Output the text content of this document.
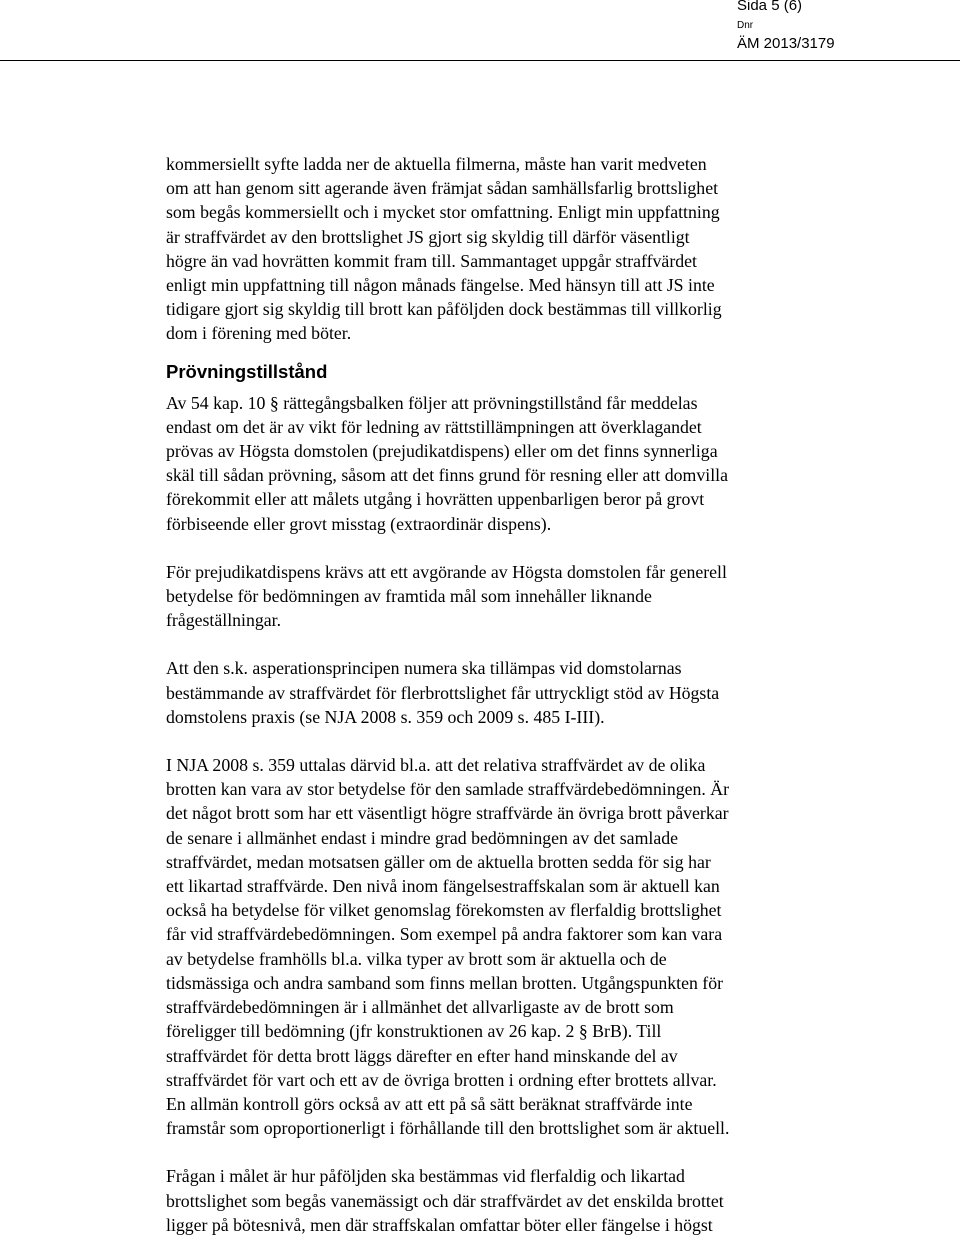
Sida 5 (6)
Dnr
ÄM 2013/3179

kommersiellt syfte ladda ner de aktuella filmerna, måste han varit medveten
om att han genom sitt agerande även främjat sådan samhällsfarlig brottslighet
som begås kommersiellt och i mycket stor omfattning. Enligt min uppfattning
är straffvärdet av den brottslighet JS gjort sig skyldig till därför väsentligt
högre än vad hovrätten kommit fram till. Sammantaget uppgår straffvärdet
enligt min uppfattning till någon månads fängelse. Med hänsyn till att JS inte
tidigare gjort sig skyldig till brott kan påföljden dock bestämmas till villkorlig
dom i förening med böter.

Prövningstillstånd

Av 54 kap. 10 § rättegångsbalken följer att prövningstillstånd får meddelas
endast om det är av vikt för ledning av rättstillämpningen att överklagandet
prövas av Högsta domstolen (prejudikatdispens) eller om det finns synnerliga
skäl till sådan prövning, såsom att det finns grund för resning eller att domvilla
förekommit eller att målets utgång i hovrätten uppenbarligen beror på grovt
förbiseende eller grovt misstag (extraordinär dispens).

För prejudikatdispens krävs att ett avgörande av Högsta domstolen får generell
betydelse för bedömningen av framtida mål som innehåller liknande
frågeställningar.

Att den s.k. asperationsprincipen numera ska tillämpas vid domstolarnas
bestämmande av straffvärdet för flerbrottslighet får uttryckligt stöd av Högsta
domstolens praxis (se NJA 2008 s. 359 och 2009 s. 485 I-III).

I NJA 2008 s. 359 uttalas därvid bl.a. att det relativa straffvärdet av de olika
brotten kan vara av stor betydelse för den samlade straffvärdebedömningen. Är
det något brott som har ett väsentligt högre straffvärde än övriga brott påverkar
de senare i allmänhet endast i mindre grad bedömningen av det samlade
straffvärdet, medan motsatsen gäller om de aktuella brotten sedda för sig har
ett likartad straffvärde. Den nivå inom fängelsestraffskalan som är aktuell kan
också ha betydelse för vilket genomslag förekomsten av flerfaldig brottslighet
får vid straffvärdebedömningen. Som exempel på andra faktorer som kan vara
av betydelse framhölls bl.a. vilka typer av brott som är aktuella och de
tidsmässiga och andra samband som finns mellan brotten. Utgångspunkten för
straffvärdebedömningen är i allmänhet det allvarligaste av de brott som
föreligger till bedömning (jfr konstruktionen av 26 kap. 2 § BrB). Till
straffvärdet för detta brott läggs därefter en efter hand minskande del av
straffvärdet för vart och ett av de övriga brotten i ordning efter brottets allvar.
En allmän kontroll görs också av att ett på så sätt beräknat straffvärde inte
framstår som oproportionerligt i förhållande till den brottslighet som är aktuell.

Frågan i målet är hur påföljden ska bestämmas vid flerfaldig och likartad
brottslighet som begås vanemässigt och där straffvärdet av det enskilda brottet
ligger på bötesnivå, men där straffskalan omfattar böter eller fängelse i högst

Your assignment
What you hand back should match the entries above exactly, except that no picture appears.

Response to the task
Output the text content of this document.
Sida 5 (6)
Dnr
ÄM 2013/3179

kommersiellt syfte ladda ner de aktuella filmerna, måste han varit medveten
om att han genom sitt agerande även främjat sådan samhällsfarlig brottslighet
som begås kommersiellt och i mycket stor omfattning. Enligt min uppfattning
är straffvärdet av den brottslighet JS gjort sig skyldig till därför väsentligt
högre än vad hovrätten kommit fram till. Sammantaget uppgår straffvärdet
enligt min uppfattning till någon månads fängelse. Med hänsyn till att JS inte
tidigare gjort sig skyldig till brott kan påföljden dock bestämmas till villkorlig
dom i förening med böter.

Prövningstillstånd

Av 54 kap. 10 § rättegångsbalken följer att prövningstillstånd får meddelas
endast om det är av vikt för ledning av rättstillämpningen att överklagandet
prövas av Högsta domstolen (prejudikatdispens) eller om det finns synnerliga
skäl till sådan prövning, såsom att det finns grund för resning eller att domvilla
förekommit eller att målets utgång i hovrätten uppenbarligen beror på grovt
förbiseende eller grovt misstag (extraordinär dispens).

För prejudikatdispens krävs att ett avgörande av Högsta domstolen får generell
betydelse för bedömningen av framtida mål som innehåller liknande
frågeställningar.

Att den s.k. asperationsprincipen numera ska tillämpas vid domstolarnas
bestämmande av straffvärdet för flerbrottslighet får uttryckligt stöd av Högsta
domstolens praxis (se NJA 2008 s. 359 och 2009 s. 485 I-III).

I NJA 2008 s. 359 uttalas därvid bl.a. att det relativa straffvärdet av de olika
brotten kan vara av stor betydelse för den samlade straffvärdebedömningen. Är
det något brott som har ett väsentligt högre straffvärde än övriga brott påverkar
de senare i allmänhet endast i mindre grad bedömningen av det samlade
straffvärdet, medan motsatsen gäller om de aktuella brotten sedda för sig har
ett likartad straffvärde. Den nivå inom fängelsestraffskalan som är aktuell kan
också ha betydelse för vilket genomslag förekomsten av flerfaldig brottslighet
får vid straffvärdebedömningen. Som exempel på andra faktorer som kan vara
av betydelse framhölls bl.a. vilka typer av brott som är aktuella och de
tidsmässiga och andra samband som finns mellan brotten. Utgångspunkten för
straffvärdebedömningen är i allmänhet det allvarligaste av de brott som
föreligger till bedömning (jfr konstruktionen av 26 kap. 2 § BrB). Till
straffvärdet för detta brott läggs därefter en efter hand minskande del av
straffvärdet för vart och ett av de övriga brotten i ordning efter brottets allvar.
En allmän kontroll görs också av att ett på så sätt beräknat straffvärde inte
framstår som oproportionerligt i förhållande till den brottslighet som är aktuell.

Frågan i målet är hur påföljden ska bestämmas vid flerfaldig och likartad
brottslighet som begås vanemässigt och där straffvärdet av det enskilda brottet
ligger på bötesnivå, men där straffskalan omfattar böter eller fängelse i högst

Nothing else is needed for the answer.